Start RECORDS SUPPLIED
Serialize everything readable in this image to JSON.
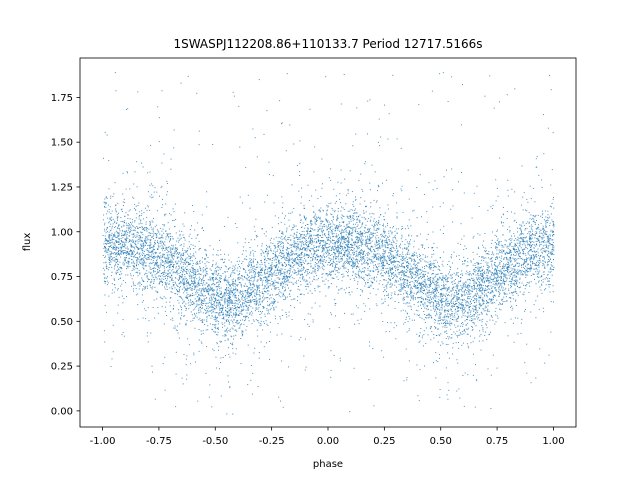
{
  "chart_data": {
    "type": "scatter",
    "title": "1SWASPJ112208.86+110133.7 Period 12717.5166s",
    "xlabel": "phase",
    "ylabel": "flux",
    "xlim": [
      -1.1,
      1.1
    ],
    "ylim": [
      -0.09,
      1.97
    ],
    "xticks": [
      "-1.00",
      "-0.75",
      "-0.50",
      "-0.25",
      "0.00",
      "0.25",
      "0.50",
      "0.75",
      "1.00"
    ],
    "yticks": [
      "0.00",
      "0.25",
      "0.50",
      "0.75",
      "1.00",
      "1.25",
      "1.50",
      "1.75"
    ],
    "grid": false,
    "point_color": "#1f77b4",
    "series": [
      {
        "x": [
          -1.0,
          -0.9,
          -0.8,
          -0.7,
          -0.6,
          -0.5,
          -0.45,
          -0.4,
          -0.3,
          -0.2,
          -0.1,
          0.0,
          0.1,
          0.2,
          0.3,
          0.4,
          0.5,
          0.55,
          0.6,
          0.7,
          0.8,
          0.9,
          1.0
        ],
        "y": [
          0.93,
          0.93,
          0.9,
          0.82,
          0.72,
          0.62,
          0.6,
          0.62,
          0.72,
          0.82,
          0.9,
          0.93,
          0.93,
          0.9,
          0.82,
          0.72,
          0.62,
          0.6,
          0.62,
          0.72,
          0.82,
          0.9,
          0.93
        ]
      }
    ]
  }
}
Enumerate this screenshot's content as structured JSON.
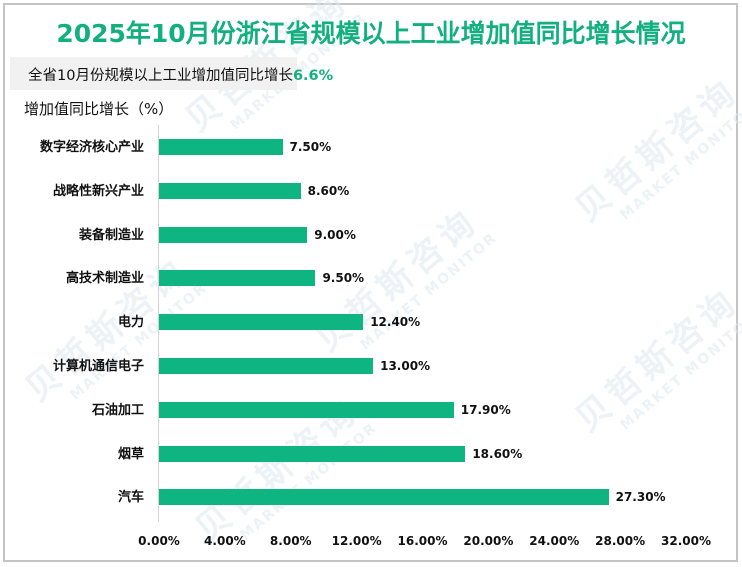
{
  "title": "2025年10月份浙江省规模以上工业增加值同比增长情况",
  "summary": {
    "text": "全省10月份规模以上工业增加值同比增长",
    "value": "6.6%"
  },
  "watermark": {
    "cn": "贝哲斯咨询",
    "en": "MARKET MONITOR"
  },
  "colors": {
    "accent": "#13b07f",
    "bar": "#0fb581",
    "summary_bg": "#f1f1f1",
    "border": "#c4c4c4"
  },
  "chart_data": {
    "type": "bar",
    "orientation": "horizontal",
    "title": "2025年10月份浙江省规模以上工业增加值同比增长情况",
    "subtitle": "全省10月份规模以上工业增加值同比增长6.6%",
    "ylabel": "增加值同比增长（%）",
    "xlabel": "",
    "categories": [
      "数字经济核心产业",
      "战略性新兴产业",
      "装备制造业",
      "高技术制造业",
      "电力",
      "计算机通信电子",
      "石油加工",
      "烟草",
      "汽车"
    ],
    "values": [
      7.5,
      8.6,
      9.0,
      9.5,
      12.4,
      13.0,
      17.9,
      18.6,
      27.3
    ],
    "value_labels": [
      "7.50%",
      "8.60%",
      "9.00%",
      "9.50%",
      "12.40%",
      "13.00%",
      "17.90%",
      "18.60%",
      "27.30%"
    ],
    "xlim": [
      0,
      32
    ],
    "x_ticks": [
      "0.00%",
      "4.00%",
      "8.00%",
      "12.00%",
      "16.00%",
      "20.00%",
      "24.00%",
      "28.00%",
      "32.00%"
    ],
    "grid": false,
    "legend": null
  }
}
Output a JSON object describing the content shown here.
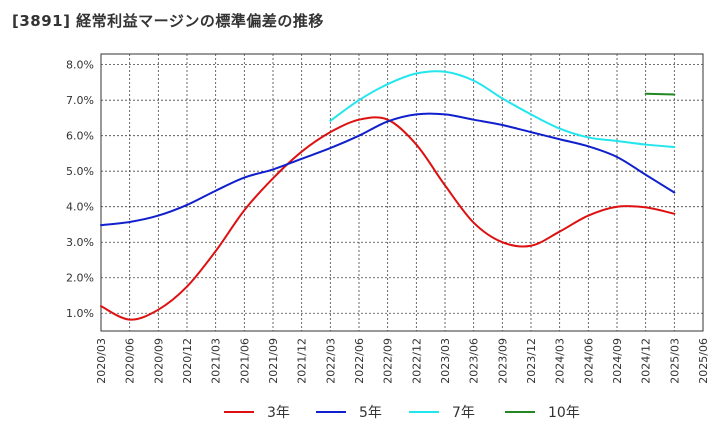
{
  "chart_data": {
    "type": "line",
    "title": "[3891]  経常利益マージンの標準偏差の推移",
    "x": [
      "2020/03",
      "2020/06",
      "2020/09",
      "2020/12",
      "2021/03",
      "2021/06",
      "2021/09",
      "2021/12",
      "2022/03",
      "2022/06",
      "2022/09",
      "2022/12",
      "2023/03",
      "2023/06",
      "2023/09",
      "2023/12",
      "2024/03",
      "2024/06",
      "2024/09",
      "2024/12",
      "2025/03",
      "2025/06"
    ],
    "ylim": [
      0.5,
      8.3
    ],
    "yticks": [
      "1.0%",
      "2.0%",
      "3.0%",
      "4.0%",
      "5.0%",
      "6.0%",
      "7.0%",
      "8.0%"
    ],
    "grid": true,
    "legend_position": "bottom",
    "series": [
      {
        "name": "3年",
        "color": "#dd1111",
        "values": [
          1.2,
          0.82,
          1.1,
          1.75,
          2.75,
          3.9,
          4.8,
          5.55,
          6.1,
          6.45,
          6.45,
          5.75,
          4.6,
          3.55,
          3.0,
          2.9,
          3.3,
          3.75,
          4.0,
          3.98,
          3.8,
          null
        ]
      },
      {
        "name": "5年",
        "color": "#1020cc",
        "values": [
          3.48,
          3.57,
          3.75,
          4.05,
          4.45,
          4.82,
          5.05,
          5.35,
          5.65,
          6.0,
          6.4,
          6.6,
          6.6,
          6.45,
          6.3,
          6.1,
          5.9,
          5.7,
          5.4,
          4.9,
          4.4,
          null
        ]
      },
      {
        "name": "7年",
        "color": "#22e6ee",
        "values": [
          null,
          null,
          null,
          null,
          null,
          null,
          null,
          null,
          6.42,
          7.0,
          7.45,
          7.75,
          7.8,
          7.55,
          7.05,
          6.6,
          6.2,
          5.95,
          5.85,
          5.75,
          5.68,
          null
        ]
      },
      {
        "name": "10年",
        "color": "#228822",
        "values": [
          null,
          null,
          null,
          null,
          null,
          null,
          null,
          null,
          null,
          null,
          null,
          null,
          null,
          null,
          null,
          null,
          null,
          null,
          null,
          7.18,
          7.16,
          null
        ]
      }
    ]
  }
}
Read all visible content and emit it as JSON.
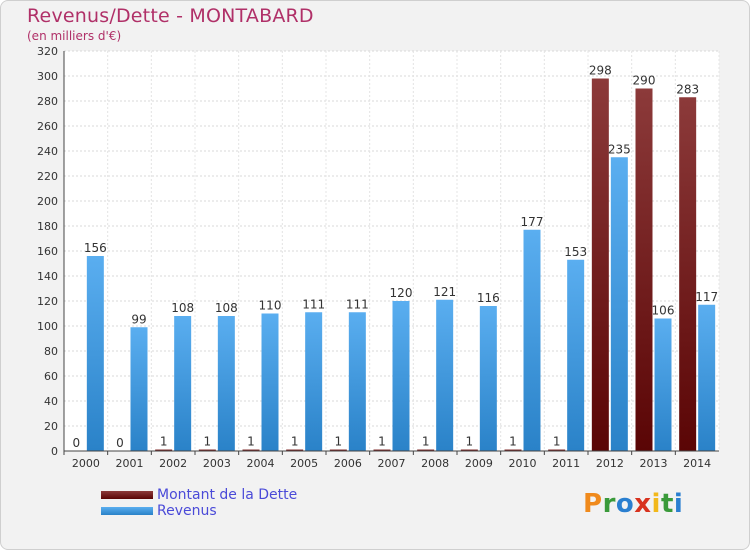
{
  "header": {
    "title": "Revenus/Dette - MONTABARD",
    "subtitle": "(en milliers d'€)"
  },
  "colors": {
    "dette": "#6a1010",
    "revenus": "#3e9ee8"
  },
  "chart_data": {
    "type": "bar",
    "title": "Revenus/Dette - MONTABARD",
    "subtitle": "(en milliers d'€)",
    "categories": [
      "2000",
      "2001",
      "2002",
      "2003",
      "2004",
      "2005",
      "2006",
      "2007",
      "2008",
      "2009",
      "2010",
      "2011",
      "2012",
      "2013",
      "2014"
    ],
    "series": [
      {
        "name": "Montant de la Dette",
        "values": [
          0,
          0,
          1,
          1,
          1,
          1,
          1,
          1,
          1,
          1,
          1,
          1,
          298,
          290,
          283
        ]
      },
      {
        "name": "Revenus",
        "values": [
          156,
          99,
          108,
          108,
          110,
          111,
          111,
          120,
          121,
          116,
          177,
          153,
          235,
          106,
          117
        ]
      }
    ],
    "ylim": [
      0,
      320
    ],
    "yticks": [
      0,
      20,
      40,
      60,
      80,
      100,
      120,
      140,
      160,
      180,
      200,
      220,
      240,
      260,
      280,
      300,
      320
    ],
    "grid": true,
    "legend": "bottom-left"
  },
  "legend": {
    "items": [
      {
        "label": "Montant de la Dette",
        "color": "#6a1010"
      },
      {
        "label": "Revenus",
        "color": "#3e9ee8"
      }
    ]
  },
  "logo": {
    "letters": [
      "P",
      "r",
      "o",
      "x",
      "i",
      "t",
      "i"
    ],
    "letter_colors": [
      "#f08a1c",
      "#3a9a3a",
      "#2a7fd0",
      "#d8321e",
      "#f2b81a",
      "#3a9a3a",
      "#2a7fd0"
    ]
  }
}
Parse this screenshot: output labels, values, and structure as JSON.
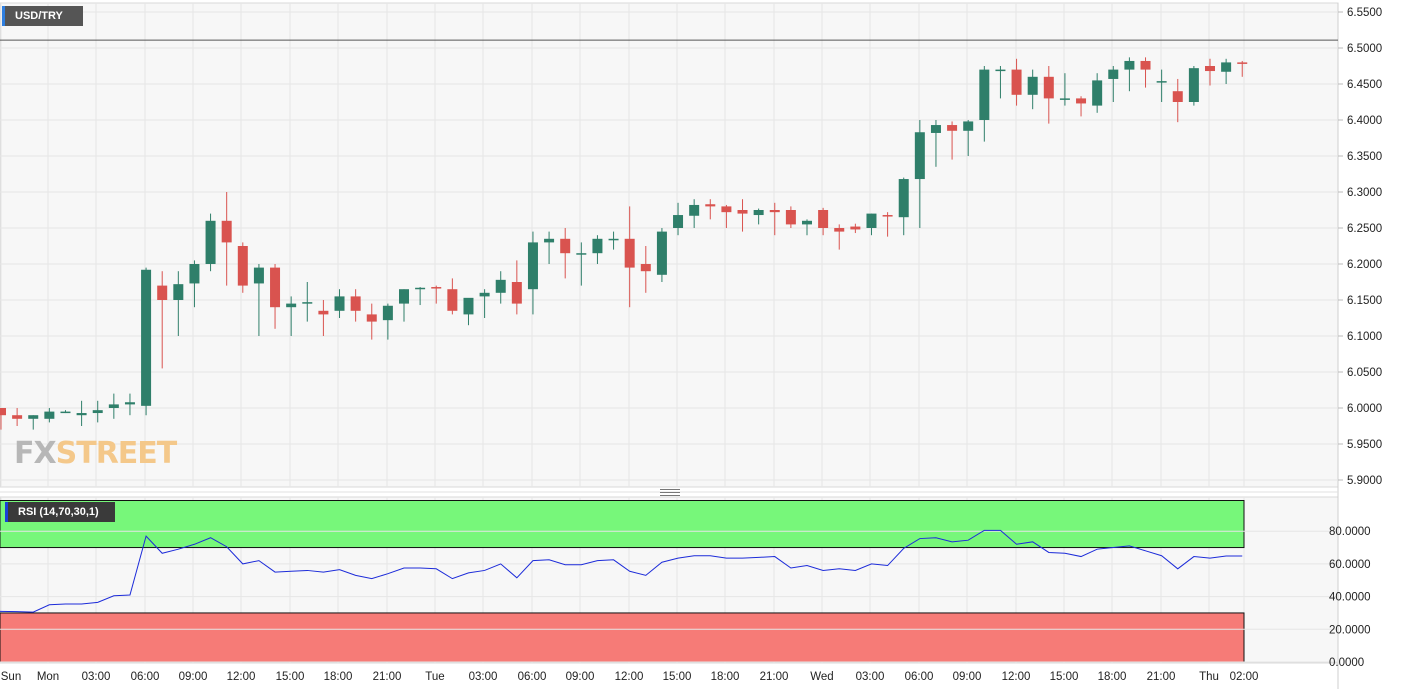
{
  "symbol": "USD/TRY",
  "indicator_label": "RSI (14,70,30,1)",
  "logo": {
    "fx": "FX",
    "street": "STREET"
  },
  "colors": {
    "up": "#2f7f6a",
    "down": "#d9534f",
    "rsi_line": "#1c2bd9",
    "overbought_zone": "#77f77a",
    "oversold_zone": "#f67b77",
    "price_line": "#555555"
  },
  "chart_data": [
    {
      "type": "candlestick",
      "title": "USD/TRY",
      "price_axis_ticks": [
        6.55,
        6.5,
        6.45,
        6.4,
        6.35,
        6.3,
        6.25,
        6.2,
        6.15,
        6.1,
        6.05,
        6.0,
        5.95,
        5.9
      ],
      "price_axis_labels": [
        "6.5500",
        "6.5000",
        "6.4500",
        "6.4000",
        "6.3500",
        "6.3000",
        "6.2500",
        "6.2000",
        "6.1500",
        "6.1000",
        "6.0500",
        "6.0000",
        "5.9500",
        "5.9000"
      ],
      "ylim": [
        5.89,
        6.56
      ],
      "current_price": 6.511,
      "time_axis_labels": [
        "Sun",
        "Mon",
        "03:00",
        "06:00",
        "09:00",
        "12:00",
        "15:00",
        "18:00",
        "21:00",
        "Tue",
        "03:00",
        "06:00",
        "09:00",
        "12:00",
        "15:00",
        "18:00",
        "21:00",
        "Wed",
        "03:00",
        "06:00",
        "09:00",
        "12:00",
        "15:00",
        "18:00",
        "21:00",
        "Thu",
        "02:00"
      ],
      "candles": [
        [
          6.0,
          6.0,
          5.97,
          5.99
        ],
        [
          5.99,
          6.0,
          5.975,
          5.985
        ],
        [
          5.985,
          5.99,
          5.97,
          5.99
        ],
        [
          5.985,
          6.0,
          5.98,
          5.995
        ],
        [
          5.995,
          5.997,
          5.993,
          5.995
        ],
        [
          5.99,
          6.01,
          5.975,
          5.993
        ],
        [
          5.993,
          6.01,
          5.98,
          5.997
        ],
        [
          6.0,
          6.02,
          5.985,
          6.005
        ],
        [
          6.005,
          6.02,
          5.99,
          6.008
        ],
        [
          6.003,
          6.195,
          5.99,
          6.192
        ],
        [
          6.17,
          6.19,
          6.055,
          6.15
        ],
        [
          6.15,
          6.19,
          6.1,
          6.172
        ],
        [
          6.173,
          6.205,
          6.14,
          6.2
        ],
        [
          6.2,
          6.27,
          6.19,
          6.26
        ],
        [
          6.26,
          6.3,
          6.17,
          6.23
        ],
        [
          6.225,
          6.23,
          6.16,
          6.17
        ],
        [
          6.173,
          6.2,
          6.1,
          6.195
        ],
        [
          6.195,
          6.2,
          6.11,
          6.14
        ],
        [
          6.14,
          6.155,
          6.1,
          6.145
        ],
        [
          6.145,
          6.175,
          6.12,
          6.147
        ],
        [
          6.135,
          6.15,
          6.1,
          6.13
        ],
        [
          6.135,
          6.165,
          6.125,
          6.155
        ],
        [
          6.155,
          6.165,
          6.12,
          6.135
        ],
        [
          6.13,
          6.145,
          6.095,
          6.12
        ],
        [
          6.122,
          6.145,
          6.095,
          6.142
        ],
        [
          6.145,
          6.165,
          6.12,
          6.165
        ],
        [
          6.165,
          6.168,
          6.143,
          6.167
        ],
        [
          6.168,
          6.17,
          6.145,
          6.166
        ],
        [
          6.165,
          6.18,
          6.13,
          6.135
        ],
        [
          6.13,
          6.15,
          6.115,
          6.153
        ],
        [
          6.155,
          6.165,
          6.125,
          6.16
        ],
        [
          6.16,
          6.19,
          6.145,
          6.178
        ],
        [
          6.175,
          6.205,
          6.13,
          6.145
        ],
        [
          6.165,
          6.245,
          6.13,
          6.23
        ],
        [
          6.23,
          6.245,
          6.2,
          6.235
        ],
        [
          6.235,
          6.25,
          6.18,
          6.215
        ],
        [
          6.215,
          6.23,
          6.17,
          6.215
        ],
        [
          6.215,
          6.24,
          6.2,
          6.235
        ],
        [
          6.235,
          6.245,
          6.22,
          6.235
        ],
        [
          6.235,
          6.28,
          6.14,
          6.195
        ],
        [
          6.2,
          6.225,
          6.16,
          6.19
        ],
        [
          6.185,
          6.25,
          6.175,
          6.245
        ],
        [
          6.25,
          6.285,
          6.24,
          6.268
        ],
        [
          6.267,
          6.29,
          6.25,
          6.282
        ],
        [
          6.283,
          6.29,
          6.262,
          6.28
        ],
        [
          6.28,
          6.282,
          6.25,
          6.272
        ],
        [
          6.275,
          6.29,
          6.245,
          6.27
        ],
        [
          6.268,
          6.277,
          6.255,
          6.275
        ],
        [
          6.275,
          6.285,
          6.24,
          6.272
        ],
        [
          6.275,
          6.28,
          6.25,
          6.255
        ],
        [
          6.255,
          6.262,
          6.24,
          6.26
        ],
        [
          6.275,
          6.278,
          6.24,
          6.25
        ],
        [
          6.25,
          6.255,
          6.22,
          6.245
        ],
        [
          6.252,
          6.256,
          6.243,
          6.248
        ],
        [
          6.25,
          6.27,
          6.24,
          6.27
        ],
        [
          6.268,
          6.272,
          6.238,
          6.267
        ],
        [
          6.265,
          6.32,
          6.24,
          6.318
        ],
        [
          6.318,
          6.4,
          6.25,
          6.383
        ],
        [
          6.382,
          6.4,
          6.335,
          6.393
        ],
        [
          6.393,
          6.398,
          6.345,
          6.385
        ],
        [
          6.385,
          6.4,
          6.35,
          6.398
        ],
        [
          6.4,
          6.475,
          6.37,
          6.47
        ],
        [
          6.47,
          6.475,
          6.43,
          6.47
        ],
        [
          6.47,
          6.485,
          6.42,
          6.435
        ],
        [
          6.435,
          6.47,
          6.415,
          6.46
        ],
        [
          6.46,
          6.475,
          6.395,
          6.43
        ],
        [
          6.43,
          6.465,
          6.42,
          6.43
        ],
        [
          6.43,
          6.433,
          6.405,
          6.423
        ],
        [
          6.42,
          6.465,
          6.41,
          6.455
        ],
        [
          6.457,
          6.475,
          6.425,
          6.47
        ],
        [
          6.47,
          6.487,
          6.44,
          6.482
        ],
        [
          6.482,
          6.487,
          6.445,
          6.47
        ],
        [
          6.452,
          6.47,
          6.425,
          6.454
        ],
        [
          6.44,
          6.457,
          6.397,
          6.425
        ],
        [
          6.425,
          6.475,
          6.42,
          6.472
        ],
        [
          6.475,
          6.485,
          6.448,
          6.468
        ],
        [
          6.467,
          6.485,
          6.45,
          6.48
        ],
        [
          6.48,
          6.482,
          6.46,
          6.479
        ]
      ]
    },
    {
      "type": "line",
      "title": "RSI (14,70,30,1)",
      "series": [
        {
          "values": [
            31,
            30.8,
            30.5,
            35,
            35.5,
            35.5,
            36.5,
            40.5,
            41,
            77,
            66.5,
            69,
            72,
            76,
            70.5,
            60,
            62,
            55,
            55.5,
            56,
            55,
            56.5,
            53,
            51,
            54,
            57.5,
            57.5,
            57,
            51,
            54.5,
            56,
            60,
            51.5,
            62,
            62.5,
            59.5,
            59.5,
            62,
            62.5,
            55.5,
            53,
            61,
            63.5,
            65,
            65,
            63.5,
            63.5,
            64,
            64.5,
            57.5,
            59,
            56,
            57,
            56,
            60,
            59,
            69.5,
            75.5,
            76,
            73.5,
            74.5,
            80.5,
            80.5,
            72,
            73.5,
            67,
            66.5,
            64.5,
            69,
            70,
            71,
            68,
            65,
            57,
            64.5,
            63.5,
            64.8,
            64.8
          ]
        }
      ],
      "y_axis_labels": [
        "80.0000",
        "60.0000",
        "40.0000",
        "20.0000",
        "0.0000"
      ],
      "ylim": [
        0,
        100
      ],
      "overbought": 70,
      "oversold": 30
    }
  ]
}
End RECORDS SUPPLIED
EXERCISE DETAILS
Pick out each line that holds the string "subtitle".

RESULT OF THIS TASK
    "subtitle": "全省10月份规模以上工业增加值同比增长6.6%",
    "subtitle": "(en milliers d'€)"
    "subtitle": "(en milliers d'€)",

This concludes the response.